Locate the string "ALARM" in the listing below. Copy every line where it is found.

○ ○ ○ ○

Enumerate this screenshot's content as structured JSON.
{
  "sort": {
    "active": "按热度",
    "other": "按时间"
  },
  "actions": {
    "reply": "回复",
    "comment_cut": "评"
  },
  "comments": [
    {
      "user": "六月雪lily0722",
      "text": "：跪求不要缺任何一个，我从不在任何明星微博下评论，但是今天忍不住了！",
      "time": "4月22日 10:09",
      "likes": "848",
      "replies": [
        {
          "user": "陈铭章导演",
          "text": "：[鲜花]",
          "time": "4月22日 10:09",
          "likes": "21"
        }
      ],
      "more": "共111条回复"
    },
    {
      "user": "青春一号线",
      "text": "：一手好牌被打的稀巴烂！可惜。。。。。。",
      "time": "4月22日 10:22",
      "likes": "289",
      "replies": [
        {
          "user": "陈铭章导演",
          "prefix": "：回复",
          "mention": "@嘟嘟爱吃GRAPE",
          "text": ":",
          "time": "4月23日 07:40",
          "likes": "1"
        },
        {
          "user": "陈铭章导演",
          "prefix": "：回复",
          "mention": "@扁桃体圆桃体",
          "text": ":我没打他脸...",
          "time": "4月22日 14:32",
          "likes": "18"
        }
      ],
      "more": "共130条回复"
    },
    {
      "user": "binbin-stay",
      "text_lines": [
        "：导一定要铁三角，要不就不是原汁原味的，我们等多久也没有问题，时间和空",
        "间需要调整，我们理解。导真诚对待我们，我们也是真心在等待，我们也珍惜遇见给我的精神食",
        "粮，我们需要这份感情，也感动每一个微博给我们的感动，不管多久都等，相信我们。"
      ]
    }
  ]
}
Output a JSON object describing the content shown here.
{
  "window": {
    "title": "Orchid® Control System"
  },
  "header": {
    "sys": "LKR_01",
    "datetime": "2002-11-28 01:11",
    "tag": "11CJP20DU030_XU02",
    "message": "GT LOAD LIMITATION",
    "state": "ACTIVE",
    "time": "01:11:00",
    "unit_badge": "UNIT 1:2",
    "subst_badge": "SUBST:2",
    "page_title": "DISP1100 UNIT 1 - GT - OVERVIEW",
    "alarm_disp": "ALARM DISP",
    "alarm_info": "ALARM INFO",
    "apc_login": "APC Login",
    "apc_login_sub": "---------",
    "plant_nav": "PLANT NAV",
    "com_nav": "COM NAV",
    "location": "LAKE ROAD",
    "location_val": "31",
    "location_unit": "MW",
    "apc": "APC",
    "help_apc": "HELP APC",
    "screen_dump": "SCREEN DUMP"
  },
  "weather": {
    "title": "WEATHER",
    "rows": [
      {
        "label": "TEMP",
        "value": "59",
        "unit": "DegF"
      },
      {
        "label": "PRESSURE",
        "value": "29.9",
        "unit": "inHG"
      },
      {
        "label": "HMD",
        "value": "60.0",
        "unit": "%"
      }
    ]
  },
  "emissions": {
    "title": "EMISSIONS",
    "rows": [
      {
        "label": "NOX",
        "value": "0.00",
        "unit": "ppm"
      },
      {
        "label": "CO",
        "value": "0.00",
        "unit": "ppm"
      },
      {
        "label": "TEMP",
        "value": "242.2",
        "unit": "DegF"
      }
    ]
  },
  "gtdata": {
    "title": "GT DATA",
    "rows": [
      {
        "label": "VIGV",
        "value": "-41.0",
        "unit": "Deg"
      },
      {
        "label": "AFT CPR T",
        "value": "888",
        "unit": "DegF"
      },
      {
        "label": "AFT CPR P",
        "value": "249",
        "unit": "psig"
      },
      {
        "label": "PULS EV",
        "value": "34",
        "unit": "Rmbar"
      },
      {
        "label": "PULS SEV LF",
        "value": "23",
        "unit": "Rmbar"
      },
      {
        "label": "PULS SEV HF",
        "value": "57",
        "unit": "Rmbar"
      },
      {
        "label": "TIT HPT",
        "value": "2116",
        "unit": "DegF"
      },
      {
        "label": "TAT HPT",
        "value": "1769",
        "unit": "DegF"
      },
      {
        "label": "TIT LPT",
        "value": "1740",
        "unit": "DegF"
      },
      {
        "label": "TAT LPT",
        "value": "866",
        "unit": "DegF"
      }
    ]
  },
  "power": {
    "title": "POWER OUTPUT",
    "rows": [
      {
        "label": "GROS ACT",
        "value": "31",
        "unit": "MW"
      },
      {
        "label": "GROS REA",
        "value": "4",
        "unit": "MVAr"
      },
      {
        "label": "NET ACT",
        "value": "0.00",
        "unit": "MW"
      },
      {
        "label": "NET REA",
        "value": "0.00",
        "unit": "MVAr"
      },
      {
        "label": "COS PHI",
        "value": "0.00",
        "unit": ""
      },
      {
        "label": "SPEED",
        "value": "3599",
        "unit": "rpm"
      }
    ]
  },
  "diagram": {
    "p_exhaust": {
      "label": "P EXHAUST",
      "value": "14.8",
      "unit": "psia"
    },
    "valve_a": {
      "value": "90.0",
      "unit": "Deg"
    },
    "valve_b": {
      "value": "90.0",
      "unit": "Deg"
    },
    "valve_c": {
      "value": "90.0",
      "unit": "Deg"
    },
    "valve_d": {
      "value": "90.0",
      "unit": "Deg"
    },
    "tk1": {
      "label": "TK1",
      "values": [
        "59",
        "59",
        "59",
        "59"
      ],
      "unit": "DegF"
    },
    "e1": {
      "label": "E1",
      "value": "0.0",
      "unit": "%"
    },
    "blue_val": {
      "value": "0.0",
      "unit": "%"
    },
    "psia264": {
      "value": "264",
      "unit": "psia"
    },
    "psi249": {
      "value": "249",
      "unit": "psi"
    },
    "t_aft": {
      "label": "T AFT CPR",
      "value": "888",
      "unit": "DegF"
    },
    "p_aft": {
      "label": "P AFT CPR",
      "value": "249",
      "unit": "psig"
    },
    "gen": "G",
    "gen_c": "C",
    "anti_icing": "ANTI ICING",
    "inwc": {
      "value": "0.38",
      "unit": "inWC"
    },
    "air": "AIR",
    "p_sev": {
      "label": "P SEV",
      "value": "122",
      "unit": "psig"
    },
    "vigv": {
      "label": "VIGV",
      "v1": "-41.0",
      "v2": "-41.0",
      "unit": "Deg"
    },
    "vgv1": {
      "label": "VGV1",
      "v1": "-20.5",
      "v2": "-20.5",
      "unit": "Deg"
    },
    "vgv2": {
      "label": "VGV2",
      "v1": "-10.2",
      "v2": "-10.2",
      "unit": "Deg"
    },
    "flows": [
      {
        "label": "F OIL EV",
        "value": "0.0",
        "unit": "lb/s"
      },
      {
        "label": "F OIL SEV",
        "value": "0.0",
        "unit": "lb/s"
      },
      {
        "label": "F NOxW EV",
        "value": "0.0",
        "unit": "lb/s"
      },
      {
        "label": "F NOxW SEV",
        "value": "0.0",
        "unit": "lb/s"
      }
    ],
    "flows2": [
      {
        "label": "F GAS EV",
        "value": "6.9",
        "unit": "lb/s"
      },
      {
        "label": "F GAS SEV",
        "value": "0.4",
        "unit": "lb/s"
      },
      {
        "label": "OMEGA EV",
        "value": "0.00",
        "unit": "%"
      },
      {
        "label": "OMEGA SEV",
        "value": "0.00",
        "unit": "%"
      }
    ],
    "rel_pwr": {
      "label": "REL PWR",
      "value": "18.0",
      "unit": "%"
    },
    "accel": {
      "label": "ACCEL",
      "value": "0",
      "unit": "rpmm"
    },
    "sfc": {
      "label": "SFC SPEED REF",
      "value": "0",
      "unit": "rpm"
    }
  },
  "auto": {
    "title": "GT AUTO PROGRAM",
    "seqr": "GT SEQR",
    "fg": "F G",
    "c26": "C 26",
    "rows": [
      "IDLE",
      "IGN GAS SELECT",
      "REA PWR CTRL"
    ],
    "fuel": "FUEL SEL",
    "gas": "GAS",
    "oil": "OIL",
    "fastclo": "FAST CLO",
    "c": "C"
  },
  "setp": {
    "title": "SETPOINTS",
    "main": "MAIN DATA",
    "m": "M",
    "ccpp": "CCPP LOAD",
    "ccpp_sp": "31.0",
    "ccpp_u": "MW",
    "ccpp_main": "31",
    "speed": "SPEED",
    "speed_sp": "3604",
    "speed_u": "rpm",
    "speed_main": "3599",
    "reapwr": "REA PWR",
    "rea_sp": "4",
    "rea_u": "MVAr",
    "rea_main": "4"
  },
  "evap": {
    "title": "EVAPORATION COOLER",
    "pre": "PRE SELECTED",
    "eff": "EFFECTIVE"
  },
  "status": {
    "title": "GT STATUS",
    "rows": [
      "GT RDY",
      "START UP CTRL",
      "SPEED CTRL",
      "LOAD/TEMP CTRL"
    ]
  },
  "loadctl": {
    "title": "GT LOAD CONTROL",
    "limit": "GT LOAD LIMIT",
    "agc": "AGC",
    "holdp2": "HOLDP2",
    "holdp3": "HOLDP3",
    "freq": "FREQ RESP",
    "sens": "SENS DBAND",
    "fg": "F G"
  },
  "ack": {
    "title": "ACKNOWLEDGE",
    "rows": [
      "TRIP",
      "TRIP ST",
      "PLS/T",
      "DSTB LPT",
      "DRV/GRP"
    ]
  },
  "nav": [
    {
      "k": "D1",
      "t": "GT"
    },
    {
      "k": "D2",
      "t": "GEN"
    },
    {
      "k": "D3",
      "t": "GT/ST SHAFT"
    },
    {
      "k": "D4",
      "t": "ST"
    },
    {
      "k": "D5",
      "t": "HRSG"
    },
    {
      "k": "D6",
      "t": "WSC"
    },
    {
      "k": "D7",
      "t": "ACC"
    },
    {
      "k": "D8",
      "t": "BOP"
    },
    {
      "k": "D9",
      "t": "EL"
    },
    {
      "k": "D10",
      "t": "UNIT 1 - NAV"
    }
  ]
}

○ ○ ○ ○

=== Result of the exercise ===
    "alarm_disp": "ALARM DISP",
    "alarm_info": "ALARM INFO",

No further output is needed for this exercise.